Challenge: Convert every line in the records into a JSON list of strings, with each line as its own string and blank lines left out.

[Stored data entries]
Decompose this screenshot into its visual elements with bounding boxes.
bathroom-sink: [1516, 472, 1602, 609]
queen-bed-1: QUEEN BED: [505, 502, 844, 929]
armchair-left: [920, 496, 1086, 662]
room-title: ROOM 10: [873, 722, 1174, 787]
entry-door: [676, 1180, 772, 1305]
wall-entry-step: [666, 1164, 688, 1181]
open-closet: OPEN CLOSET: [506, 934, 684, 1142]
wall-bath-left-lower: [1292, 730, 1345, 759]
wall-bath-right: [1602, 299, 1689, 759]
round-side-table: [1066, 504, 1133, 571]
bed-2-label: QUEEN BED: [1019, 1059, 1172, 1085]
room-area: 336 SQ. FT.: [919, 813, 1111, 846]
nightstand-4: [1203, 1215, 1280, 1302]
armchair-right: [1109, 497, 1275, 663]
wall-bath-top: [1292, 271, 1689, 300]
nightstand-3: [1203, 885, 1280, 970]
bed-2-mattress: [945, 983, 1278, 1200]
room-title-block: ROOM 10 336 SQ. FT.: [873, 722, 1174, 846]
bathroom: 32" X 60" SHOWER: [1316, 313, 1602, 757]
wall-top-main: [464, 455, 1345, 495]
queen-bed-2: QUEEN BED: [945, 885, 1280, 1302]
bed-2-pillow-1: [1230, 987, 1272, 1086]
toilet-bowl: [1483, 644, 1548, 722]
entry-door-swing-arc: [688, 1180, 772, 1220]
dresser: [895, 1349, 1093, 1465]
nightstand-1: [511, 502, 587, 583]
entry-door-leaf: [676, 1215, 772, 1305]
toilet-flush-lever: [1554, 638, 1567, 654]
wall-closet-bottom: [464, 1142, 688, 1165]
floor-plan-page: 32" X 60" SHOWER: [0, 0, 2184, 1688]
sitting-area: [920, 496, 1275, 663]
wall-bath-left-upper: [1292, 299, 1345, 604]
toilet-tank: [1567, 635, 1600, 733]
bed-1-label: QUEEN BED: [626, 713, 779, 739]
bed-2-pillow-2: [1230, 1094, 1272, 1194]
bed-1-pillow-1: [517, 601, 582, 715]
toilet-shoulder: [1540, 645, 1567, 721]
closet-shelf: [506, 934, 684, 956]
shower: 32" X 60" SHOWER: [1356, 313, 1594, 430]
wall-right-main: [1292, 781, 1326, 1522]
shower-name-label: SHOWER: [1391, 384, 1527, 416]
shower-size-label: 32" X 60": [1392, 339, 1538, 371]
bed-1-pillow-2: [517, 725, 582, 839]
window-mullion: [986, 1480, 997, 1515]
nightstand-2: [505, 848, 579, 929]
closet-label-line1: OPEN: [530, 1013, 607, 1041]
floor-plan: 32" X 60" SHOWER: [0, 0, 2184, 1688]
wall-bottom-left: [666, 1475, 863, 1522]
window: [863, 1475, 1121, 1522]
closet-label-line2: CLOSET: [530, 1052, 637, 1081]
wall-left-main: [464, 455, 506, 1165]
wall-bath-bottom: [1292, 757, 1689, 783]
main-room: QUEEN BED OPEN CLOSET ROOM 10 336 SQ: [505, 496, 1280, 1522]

Completed exercise:
[
  "Decompose this screenshot into its visual elements with bounding boxes.",
  "bathroom-sink: [1516, 472, 1602, 609]",
  "queen-bed-1: QUEEN BED: [505, 502, 844, 929]",
  "armchair-left: [920, 496, 1086, 662]",
  "room-title: ROOM 10: [873, 722, 1174, 787]",
  "entry-door: [676, 1180, 772, 1305]",
  "wall-entry-step: [666, 1164, 688, 1181]",
  "open-closet: OPEN CLOSET: [506, 934, 684, 1142]",
  "wall-bath-left-lower: [1292, 730, 1345, 759]",
  "wall-bath-right: [1602, 299, 1689, 759]",
  "round-side-table: [1066, 504, 1133, 571]",
  "bed-2-label: QUEEN BED: [1019, 1059, 1172, 1085]",
  "room-area: 336 SQ. FT.: [919, 813, 1111, 846]",
  "nightstand-4: [1203, 1215, 1280, 1302]",
  "armchair-right: [1109, 497, 1275, 663]",
  "wall-bath-top: [1292, 271, 1689, 300]",
  "nightstand-3: [1203, 885, 1280, 970]",
  "bed-2-mattress: [945, 983, 1278, 1200]",
  "room-title-block: ROOM 10 336 SQ. FT.: [873, 722, 1174, 846]",
  "bathroom: 32\" X 60\" SHOWER: [1316, 313, 1602, 757]",
  "wall-top-main: [464, 455, 1345, 495]",
  "queen-bed-2: QUEEN BED: [945, 885, 1280, 1302]",
  "bed-2-pillow-1: [1230, 987, 1272, 1086]",
  "toilet-bowl: [1483, 644, 1548, 722]",
  "entry-door-swing-arc: [688, 1180, 772, 1220]",
  "dresser: [895, 1349, 1093, 1465]",
  "nightstand-1: [511, 502, 587, 583]",
  "entry-door-leaf: [676, 1215, 772, 1305]",
  "toilet-flush-lever: [1554, 638, 1567, 654]",
  "wall-closet-bottom: [464, 1142, 688, 1165]",
  "floor-plan-page: 32\" X 60\" SHOWER: [0, 0, 2184, 1688]",
  "sitting-area: [920, 496, 1275, 663]",
  "wall-bath-left-upper: [1292, 299, 1345, 604]",
  "toilet-tank: [1567, 635, 1600, 733]",
  "bed-1-label: QUEEN BED: [626, 713, 779, 739]",
  "bed-2-pillow-2: [1230, 1094, 1272, 1194]",
  "bed-1-pillow-1: [517, 601, 582, 715]",
  "toilet-shoulder: [1540, 645, 1567, 721]",
  "closet-shelf: [506, 934, 684, 956]",
  "shower: 32\" X 60\" SHOWER: [1356, 313, 1594, 430]",
  "wall-right-main: [1292, 781, 1326, 1522]",
  "shower-name-label: SHOWER: [1391, 384, 1527, 416]",
  "shower-size-label: 32\" X 60\": [1392, 339, 1538, 371]",
  "bed-1-pillow-2: [517, 725, 582, 839]",
  "window-mullion: [986, 1480, 997, 1515]",
  "nightstand-2: [505, 848, 579, 929]",
  "closet-label-line1: OPEN: [530, 1013, 607, 1041]",
  "floor-plan: 32\" X 60\" SHOWER: [0, 0, 2184, 1688]",
  "wall-bottom-left: [666, 1475, 863, 1522]",
  "window: [863, 1475, 1121, 1522]",
  "closet-label-line2: CLOSET: [530, 1052, 637, 1081]",
  "wall-left-main: [464, 455, 506, 1165]",
  "wall-bath-bottom: [1292, 757, 1689, 783]",
  "main-room: QUEEN BED OPEN CLOSET ROOM 10 336 SQ: [505, 496, 1280, 1522]"
]